▶ TAREFA DO EXERCÍCIO 1:
Responda com base no trecho para leitura:
(a) Quantos filhos pequenos tem a dona de casa retratada no filme?
(b) De quem são os discursos onipresentes citados entre os sinais mais óbvios?
(c) Por quais ruas a personagem passa a perambular depois do corte na narrativa?

▶ TRECHO PARA LEITURA:
Até aí, nada demais... Não é
o formato que mais me atrai, mas vamos em busca dos
porquês para ele... No seu retrato de um dia a
dia sufocante da vida de uma dona de casa com seus dois
filhos pequenos e marido, trabalhando em dois empregos,
estafada e sem dinheiro, o filme até encontra
alguma ressonância no trabalho da atriz e no retrato
sem tantas tintas mal marcadas desta vida "tristemente
comum", admirável no que se posiciona distante
da imagem da "middle America" que
se quer sempre vender. Isso tudo podia construir um
filme de interesse, ainda que eventualmente limitado,
mas Henry claramente tem outras ambições,
que se manifestam de duas maneiras: a primeira, com
a incessante (desde antes da primeira imagem, no som
dos créditos) vontade de inserir esta história
no hoje através dos sinais mais óbvios
(discursos onipresentes de Bush, TV passando Guerra
do Iraque sem parar etc); a segunda, com uma intrigante
mudança de foco repentina da história,
através de esquisitíssimas visões
que a personagem tem em sua estafa (do quarto vazio
que dá título ao filme), e que acabam
levando a um corte repentino na narrativa do filme,
levando-a dos subúrbios de Houston a perambular
pelas ruas de Nova York, na busca deste tal "quarto".
É verdade que esta segunda característica
dá uma mudança tão inesperada ao
filme que nos coloca numa salutar incapacidade de saber
onde o filme vai exatamente. No entanto, o problema
principal é que o domínio da linguagem
e da estética por parte de Henry é bastante
limitado, e esta virada fica sendo vista lá de
longe, como algo muito mais do diretor do que da personagem.

▶ DADOS FORNECIDOS:
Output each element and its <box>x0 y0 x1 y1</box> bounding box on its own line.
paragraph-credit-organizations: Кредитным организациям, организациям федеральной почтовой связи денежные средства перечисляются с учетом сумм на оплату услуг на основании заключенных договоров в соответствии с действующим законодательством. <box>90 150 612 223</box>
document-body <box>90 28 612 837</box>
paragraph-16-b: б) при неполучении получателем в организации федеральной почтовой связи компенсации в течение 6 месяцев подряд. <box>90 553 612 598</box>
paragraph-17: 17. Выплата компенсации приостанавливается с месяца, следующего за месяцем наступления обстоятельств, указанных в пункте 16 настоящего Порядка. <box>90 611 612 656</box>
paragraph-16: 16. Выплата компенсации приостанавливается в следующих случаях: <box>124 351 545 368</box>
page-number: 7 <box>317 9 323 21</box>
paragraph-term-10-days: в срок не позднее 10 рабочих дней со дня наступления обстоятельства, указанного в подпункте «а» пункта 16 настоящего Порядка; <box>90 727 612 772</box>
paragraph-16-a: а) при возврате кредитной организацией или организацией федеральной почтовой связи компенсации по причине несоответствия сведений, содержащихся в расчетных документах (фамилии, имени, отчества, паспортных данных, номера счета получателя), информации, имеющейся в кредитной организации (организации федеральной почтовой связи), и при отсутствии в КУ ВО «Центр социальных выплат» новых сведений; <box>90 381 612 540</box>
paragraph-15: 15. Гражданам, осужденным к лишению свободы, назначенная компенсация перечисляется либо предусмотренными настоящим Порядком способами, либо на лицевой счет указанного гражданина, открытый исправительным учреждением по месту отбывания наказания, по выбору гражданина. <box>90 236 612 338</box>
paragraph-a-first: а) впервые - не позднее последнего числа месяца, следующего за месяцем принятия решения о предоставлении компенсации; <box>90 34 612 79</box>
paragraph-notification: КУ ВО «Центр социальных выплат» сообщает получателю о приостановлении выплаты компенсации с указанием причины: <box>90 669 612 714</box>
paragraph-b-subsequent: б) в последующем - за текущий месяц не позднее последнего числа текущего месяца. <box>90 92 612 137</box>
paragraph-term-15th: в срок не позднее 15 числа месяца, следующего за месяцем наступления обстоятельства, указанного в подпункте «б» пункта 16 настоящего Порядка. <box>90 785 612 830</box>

▶ TAREFA DO EXERCÍCIO 2: Nos registros, da primeira linha até a linha que contém "paragraph-b-subsequent: б) в", inclusive, substitua "Порядка" por "Регламента" e reproduza essas linhas sem nenhuma outra alteração.

▶ RESPOSTA ESCRITA 1:
(a) Dois.
(b) De Bush.
(c) Pelas ruas de Nova York.

▶ RESPOSTA ESCRITA 2:
Output each element and its <box>x0 y0 x1 y1</box> bounding box on its own line.
paragraph-credit-organizations: Кредитным организациям, организациям федеральной почтовой связи денежные средства перечисляются с учетом сумм на оплату услуг на основании заключенных договоров в соответствии с действующим законодательством. <box>90 150 612 223</box>
document-body <box>90 28 612 837</box>
paragraph-16-b: б) при неполучении получателем в организации федеральной почтовой связи компенсации в течение 6 месяцев подряд. <box>90 553 612 598</box>
paragraph-17: 17. Выплата компенсации приостанавливается с месяца, следующего за месяцем наступления обстоятельств, указанных в пункте 16 настоящего Регламента. <box>90 611 612 656</box>
paragraph-16: 16. Выплата компенсации приостанавливается в следующих случаях: <box>124 351 545 368</box>
page-number: 7 <box>317 9 323 21</box>
paragraph-term-10-days: в срок не позднее 10 рабочих дней со дня наступления обстоятельства, указанного в подпункте «а» пункта 16 настоящего Регламента; <box>90 727 612 772</box>
paragraph-16-a: а) при возврате кредитной организацией или организацией федеральной почтовой связи компенсации по причине несоответствия сведений, содержащихся в расчетных документах (фамилии, имени, отчества, паспортных данных, номера счета получателя), информации, имеющейся в кредитной организации (организации федеральной почтовой связи), и при отсутствии в КУ ВО «Центр социальных выплат» новых сведений; <box>90 381 612 540</box>
paragraph-15: 15. Гражданам, осужденным к лишению свободы, назначенная компенсация перечисляется либо предусмотренными настоящим Порядком способами, либо на лицевой счет указанного гражданина, открытый исправительным учреждением по месту отбывания наказания, по выбору гражданина. <box>90 236 612 338</box>
paragraph-a-first: а) впервые - не позднее последнего числа месяца, следующего за месяцем принятия решения о предоставлении компенсации; <box>90 34 612 79</box>
paragraph-notification: КУ ВО «Центр социальных выплат» сообщает получателю о приостановлении выплаты компенсации с указанием причины: <box>90 669 612 714</box>
paragraph-b-subsequent: б) в последующем - за текущий месяц не позднее последнего числа текущего месяца. <box>90 92 612 137</box>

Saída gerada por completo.